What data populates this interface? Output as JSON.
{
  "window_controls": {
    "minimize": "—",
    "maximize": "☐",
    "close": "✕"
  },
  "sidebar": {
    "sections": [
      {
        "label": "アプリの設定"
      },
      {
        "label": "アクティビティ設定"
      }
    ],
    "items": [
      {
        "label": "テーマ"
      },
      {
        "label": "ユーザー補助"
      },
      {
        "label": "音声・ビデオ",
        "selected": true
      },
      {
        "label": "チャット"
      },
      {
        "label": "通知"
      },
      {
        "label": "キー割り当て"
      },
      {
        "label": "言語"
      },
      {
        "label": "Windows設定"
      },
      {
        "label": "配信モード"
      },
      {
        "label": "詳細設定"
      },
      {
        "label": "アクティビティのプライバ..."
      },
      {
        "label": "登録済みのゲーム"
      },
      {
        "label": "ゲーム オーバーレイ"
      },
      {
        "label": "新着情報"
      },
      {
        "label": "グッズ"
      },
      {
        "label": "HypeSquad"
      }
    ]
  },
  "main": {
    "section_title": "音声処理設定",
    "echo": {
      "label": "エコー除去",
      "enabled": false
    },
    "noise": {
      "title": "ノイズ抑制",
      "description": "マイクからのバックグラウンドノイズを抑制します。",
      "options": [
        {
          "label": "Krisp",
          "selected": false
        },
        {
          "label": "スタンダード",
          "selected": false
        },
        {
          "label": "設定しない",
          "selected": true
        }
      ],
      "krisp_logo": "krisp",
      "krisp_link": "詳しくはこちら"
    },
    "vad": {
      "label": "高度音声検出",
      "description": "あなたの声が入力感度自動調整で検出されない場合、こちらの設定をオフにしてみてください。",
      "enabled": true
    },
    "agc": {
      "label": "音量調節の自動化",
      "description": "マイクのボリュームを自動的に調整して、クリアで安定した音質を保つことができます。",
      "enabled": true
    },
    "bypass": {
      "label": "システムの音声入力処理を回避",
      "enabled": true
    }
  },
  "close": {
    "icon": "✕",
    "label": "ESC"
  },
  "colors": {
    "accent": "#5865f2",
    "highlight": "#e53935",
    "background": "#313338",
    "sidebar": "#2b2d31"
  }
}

> [PROBLEM REQUIREMENTS]: Please reproduce each record precisely as written.

> [OUTPUT OF THE EXERCISE]:
What data populates this interface? Output as JSON.
{
  "window_controls": {
    "minimize": "—",
    "maximize": "☐",
    "close": "✕"
  },
  "sidebar": {
    "sections": [
      {
        "label": "アプリの設定"
      },
      {
        "label": "アクティビティ設定"
      }
    ],
    "items": [
      {
        "label": "テーマ"
      },
      {
        "label": "ユーザー補助"
      },
      {
        "label": "音声・ビデオ",
        "selected": true
      },
      {
        "label": "チャット"
      },
      {
        "label": "通知"
      },
      {
        "label": "キー割り当て"
      },
      {
        "label": "言語"
      },
      {
        "label": "Windows設定"
      },
      {
        "label": "配信モード"
      },
      {
        "label": "詳細設定"
      },
      {
        "label": "アクティビティのプライバ..."
      },
      {
        "label": "登録済みのゲーム"
      },
      {
        "label": "ゲーム オーバーレイ"
      },
      {
        "label": "新着情報"
      },
      {
        "label": "グッズ"
      },
      {
        "label": "HypeSquad"
      }
    ]
  },
  "main": {
    "section_title": "音声処理設定",
    "echo": {
      "label": "エコー除去",
      "enabled": false
    },
    "noise": {
      "title": "ノイズ抑制",
      "description": "マイクからのバックグラウンドノイズを抑制します。",
      "options": [
        {
          "label": "Krisp",
          "selected": false
        },
        {
          "label": "スタンダード",
          "selected": false
        },
        {
          "label": "設定しない",
          "selected": true
        }
      ],
      "krisp_logo": "krisp",
      "krisp_link": "詳しくはこちら"
    },
    "vad": {
      "label": "高度音声検出",
      "description": "あなたの声が入力感度自動調整で検出されない場合、こちらの設定をオフにしてみてください。",
      "enabled": true
    },
    "agc": {
      "label": "音量調節の自動化",
      "description": "マイクのボリュームを自動的に調整して、クリアで安定した音質を保つことができます。",
      "enabled": true
    },
    "bypass": {
      "label": "システムの音声入力処理を回避",
      "enabled": true
    }
  },
  "close": {
    "icon": "✕",
    "label": "ESC"
  },
  "colors": {
    "accent": "#5865f2",
    "highlight": "#e53935",
    "background": "#313338",
    "sidebar": "#2b2d31"
  }
}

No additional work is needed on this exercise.